++++ DATASET EXCERPTS ++++

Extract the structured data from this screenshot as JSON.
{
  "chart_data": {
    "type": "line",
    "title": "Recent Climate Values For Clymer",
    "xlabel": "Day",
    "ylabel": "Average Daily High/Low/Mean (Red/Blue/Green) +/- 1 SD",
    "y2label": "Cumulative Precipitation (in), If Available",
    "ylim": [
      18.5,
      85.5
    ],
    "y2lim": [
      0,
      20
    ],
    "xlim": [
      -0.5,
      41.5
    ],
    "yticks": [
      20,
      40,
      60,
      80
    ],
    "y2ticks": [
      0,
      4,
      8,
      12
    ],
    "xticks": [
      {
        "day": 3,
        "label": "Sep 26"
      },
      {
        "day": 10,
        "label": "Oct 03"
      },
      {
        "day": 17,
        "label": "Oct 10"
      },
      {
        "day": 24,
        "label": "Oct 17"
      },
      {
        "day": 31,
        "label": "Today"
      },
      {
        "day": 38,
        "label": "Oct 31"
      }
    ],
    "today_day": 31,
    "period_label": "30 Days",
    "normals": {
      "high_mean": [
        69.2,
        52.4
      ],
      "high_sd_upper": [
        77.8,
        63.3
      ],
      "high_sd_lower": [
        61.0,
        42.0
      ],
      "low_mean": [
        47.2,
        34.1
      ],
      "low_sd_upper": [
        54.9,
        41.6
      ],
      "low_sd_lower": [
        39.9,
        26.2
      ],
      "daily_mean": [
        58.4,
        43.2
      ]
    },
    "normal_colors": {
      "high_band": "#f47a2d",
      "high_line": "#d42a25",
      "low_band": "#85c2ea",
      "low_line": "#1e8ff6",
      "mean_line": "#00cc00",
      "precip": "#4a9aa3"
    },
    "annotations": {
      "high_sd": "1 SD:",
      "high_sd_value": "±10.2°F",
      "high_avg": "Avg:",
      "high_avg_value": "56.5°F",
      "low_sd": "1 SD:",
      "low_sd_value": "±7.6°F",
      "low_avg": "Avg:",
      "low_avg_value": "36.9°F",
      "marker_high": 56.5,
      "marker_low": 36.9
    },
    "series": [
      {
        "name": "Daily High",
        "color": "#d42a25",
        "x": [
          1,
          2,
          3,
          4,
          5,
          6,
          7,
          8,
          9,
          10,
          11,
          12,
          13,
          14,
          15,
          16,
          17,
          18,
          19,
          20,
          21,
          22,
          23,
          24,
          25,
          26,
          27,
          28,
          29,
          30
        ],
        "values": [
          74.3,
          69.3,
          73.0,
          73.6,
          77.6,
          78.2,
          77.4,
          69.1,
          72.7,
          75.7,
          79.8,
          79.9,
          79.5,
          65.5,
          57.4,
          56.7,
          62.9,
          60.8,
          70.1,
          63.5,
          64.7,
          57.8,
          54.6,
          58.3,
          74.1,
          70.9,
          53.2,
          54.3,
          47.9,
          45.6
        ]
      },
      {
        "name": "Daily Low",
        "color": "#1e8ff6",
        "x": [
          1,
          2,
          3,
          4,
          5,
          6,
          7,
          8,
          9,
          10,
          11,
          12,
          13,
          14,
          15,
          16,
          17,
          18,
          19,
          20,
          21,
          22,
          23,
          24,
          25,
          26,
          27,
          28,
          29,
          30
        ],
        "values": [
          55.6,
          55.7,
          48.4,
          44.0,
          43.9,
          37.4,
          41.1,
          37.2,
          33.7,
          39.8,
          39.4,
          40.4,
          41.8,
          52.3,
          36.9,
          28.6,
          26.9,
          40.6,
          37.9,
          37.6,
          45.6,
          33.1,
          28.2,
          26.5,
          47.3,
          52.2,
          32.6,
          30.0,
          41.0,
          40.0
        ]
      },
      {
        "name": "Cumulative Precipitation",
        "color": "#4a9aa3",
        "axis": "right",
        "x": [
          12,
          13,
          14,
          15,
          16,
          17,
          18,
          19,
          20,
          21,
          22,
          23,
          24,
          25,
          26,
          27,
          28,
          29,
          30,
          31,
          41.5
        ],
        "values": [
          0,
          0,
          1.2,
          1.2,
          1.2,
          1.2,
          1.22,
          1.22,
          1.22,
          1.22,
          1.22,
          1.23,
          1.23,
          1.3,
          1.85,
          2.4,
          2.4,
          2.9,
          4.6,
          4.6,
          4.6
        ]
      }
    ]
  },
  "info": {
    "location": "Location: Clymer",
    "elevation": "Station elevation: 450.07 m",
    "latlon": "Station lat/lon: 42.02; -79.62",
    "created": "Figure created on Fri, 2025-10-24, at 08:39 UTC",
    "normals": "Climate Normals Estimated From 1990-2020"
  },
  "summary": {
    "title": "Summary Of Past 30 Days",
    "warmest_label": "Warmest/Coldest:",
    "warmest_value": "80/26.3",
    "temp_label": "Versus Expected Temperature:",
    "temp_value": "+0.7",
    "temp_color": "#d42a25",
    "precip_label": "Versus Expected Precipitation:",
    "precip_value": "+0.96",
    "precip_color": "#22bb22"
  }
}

++++

Transcribe each entry exactly.

[SOLUTION TO THE EXERCISE]
Extract the structured data from this screenshot as JSON.
{
  "chart_data": {
    "type": "line",
    "title": "Recent Climate Values For Clymer",
    "xlabel": "Day",
    "ylabel": "Average Daily High/Low/Mean (Red/Blue/Green) +/- 1 SD",
    "y2label": "Cumulative Precipitation (in), If Available",
    "ylim": [
      18.5,
      85.5
    ],
    "y2lim": [
      0,
      20
    ],
    "xlim": [
      -0.5,
      41.5
    ],
    "yticks": [
      20,
      40,
      60,
      80
    ],
    "y2ticks": [
      0,
      4,
      8,
      12
    ],
    "xticks": [
      {
        "day": 3,
        "label": "Sep 26"
      },
      {
        "day": 10,
        "label": "Oct 03"
      },
      {
        "day": 17,
        "label": "Oct 10"
      },
      {
        "day": 24,
        "label": "Oct 17"
      },
      {
        "day": 31,
        "label": "Today"
      },
      {
        "day": 38,
        "label": "Oct 31"
      }
    ],
    "today_day": 31,
    "period_label": "30 Days",
    "normals": {
      "high_mean": [
        69.2,
        52.4
      ],
      "high_sd_upper": [
        77.8,
        63.3
      ],
      "high_sd_lower": [
        61.0,
        42.0
      ],
      "low_mean": [
        47.2,
        34.1
      ],
      "low_sd_upper": [
        54.9,
        41.6
      ],
      "low_sd_lower": [
        39.9,
        26.2
      ],
      "daily_mean": [
        58.4,
        43.2
      ]
    },
    "normal_colors": {
      "high_band": "#f47a2d",
      "high_line": "#d42a25",
      "low_band": "#85c2ea",
      "low_line": "#1e8ff6",
      "mean_line": "#00cc00",
      "precip": "#4a9aa3"
    },
    "annotations": {
      "high_sd": "1 SD:",
      "high_sd_value": "±10.2°F",
      "high_avg": "Avg:",
      "high_avg_value": "56.5°F",
      "low_sd": "1 SD:",
      "low_sd_value": "±7.6°F",
      "low_avg": "Avg:",
      "low_avg_value": "36.9°F",
      "marker_high": 56.5,
      "marker_low": 36.9
    },
    "series": [
      {
        "name": "Daily High",
        "color": "#d42a25",
        "x": [
          1,
          2,
          3,
          4,
          5,
          6,
          7,
          8,
          9,
          10,
          11,
          12,
          13,
          14,
          15,
          16,
          17,
          18,
          19,
          20,
          21,
          22,
          23,
          24,
          25,
          26,
          27,
          28,
          29,
          30
        ],
        "values": [
          74.3,
          69.3,
          73.0,
          73.6,
          77.6,
          78.2,
          77.4,
          69.1,
          72.7,
          75.7,
          79.8,
          79.9,
          79.5,
          65.5,
          57.4,
          56.7,
          62.9,
          60.8,
          70.1,
          63.5,
          64.7,
          57.8,
          54.6,
          58.3,
          74.1,
          70.9,
          53.2,
          54.3,
          47.9,
          45.6
        ]
      },
      {
        "name": "Daily Low",
        "color": "#1e8ff6",
        "x": [
          1,
          2,
          3,
          4,
          5,
          6,
          7,
          8,
          9,
          10,
          11,
          12,
          13,
          14,
          15,
          16,
          17,
          18,
          19,
          20,
          21,
          22,
          23,
          24,
          25,
          26,
          27,
          28,
          29,
          30
        ],
        "values": [
          55.6,
          55.7,
          48.4,
          44.0,
          43.9,
          37.4,
          41.1,
          37.2,
          33.7,
          39.8,
          39.4,
          40.4,
          41.8,
          52.3,
          36.9,
          28.6,
          26.9,
          40.6,
          37.9,
          37.6,
          45.6,
          33.1,
          28.2,
          26.5,
          47.3,
          52.2,
          32.6,
          30.0,
          41.0,
          40.0
        ]
      },
      {
        "name": "Cumulative Precipitation",
        "color": "#4a9aa3",
        "axis": "right",
        "x": [
          12,
          13,
          14,
          15,
          16,
          17,
          18,
          19,
          20,
          21,
          22,
          23,
          24,
          25,
          26,
          27,
          28,
          29,
          30,
          31,
          41.5
        ],
        "values": [
          0,
          0,
          1.2,
          1.2,
          1.2,
          1.2,
          1.22,
          1.22,
          1.22,
          1.22,
          1.22,
          1.23,
          1.23,
          1.3,
          1.85,
          2.4,
          2.4,
          2.9,
          4.6,
          4.6,
          4.6
        ]
      }
    ]
  },
  "info": {
    "location": "Location: Clymer",
    "elevation": "Station elevation: 450.07 m",
    "latlon": "Station lat/lon: 42.02; -79.62",
    "created": "Figure created on Fri, 2025-10-24, at 08:39 UTC",
    "normals": "Climate Normals Estimated From 1990-2020"
  },
  "summary": {
    "title": "Summary Of Past 30 Days",
    "warmest_label": "Warmest/Coldest:",
    "warmest_value": "80/26.3",
    "temp_label": "Versus Expected Temperature:",
    "temp_value": "+0.7",
    "temp_color": "#d42a25",
    "precip_label": "Versus Expected Precipitation:",
    "precip_value": "+0.96",
    "precip_color": "#22bb22"
  }
}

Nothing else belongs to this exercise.